**The problem:** State how many lines include "potom", giving the number by itself.

**Exercise data:**

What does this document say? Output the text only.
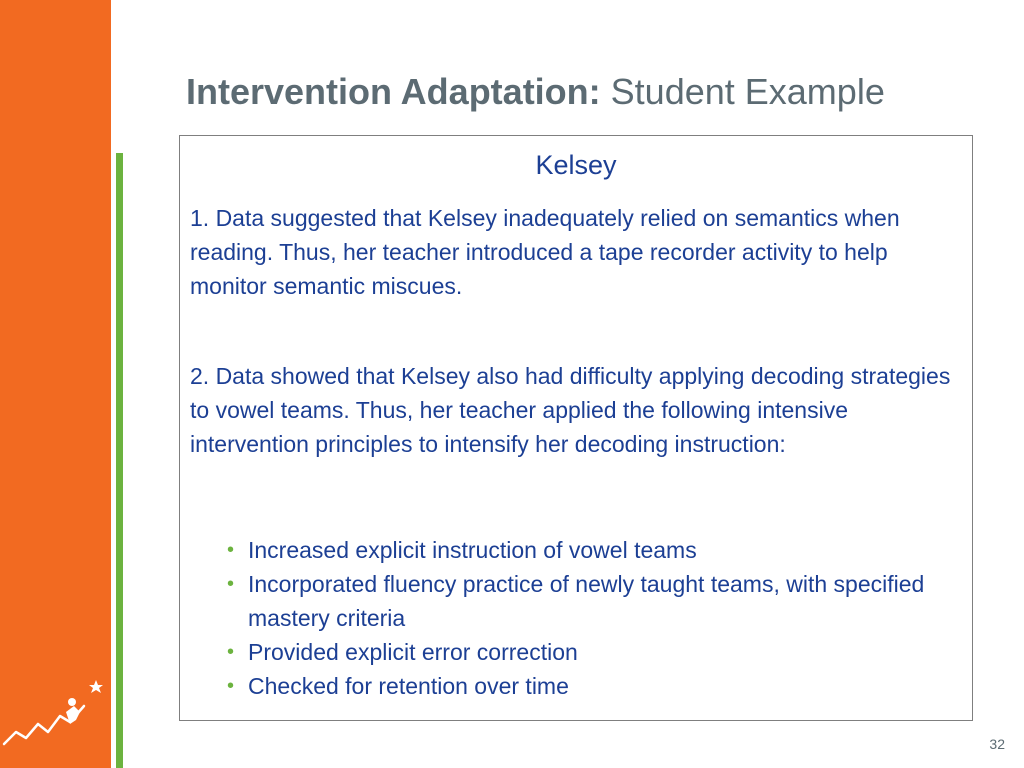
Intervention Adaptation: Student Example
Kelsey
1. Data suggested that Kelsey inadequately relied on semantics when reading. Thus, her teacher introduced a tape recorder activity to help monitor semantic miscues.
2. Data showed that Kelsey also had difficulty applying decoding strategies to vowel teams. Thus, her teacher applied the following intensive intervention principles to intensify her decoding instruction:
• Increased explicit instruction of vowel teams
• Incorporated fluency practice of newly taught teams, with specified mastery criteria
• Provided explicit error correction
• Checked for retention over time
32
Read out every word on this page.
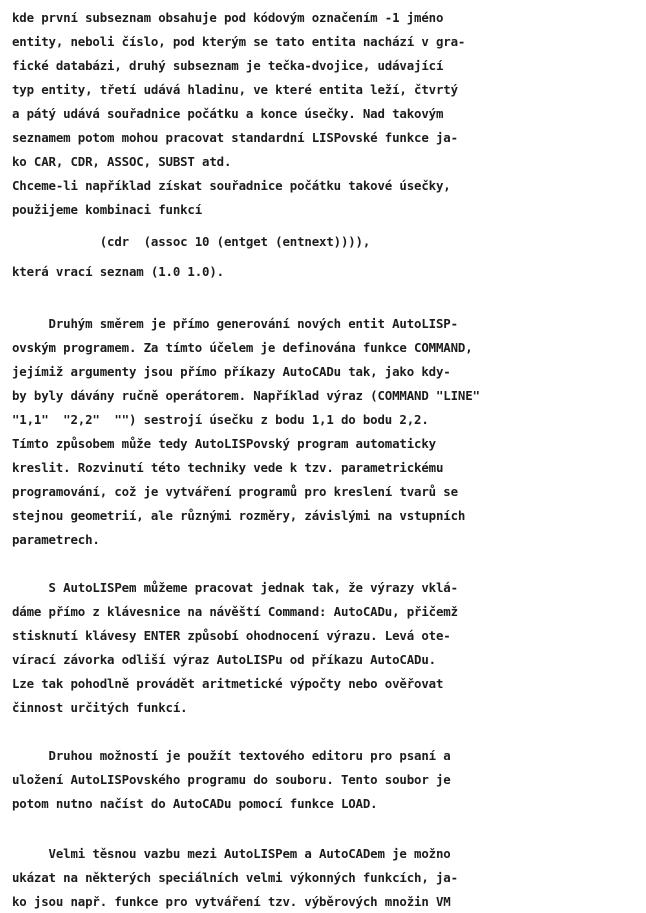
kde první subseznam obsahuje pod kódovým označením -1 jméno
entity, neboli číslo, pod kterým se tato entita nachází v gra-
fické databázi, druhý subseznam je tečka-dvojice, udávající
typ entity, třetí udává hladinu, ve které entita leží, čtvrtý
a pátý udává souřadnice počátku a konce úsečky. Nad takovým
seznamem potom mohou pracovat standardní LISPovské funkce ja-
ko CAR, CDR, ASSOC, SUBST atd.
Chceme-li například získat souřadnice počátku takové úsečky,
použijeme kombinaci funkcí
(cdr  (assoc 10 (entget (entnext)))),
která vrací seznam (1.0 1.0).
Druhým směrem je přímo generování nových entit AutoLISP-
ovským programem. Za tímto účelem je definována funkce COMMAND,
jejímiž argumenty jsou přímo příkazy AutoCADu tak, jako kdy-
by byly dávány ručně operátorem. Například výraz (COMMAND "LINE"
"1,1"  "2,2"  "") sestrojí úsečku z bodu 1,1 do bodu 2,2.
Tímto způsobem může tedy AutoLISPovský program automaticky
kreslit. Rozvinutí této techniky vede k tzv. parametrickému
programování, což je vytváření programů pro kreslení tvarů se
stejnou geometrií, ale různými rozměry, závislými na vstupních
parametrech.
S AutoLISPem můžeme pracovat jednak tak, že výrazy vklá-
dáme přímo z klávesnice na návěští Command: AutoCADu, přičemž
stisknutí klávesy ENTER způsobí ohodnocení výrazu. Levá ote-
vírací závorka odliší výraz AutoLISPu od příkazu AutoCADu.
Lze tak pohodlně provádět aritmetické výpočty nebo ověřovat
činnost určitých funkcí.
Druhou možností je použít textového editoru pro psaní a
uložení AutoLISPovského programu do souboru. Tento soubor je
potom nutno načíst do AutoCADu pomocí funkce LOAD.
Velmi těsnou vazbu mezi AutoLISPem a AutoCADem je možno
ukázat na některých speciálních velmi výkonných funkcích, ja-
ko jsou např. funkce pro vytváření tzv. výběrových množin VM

---

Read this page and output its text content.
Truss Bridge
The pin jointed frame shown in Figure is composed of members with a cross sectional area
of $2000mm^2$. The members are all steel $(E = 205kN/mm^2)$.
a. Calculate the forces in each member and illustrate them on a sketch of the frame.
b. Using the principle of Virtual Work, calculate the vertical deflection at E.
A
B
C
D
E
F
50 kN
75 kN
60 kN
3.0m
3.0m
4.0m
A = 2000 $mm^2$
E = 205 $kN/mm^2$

**The completed task:** 2